Description of the task:
Go over the entries below line by line, copying each one that contains the word "name".

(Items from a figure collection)
"""
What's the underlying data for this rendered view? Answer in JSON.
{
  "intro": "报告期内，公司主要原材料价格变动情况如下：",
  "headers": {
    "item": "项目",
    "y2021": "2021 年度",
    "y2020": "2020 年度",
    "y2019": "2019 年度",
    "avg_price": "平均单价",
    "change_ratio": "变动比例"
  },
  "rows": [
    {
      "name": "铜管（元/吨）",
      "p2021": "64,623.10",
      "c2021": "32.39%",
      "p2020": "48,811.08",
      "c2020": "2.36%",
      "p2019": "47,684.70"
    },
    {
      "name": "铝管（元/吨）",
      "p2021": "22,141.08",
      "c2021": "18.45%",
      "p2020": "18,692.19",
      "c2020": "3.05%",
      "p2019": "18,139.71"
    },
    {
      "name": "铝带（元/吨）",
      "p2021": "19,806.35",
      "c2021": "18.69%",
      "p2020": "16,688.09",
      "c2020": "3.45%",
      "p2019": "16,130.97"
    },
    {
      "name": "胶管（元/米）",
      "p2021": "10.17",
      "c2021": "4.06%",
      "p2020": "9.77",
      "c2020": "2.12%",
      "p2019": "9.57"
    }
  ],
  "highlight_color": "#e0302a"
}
"""
Task output:
      "name": "铜管（元/吨）",
      "name": "铝管（元/吨）",
      "name": "铝带（元/吨）",
      "name": "胶管（元/米）",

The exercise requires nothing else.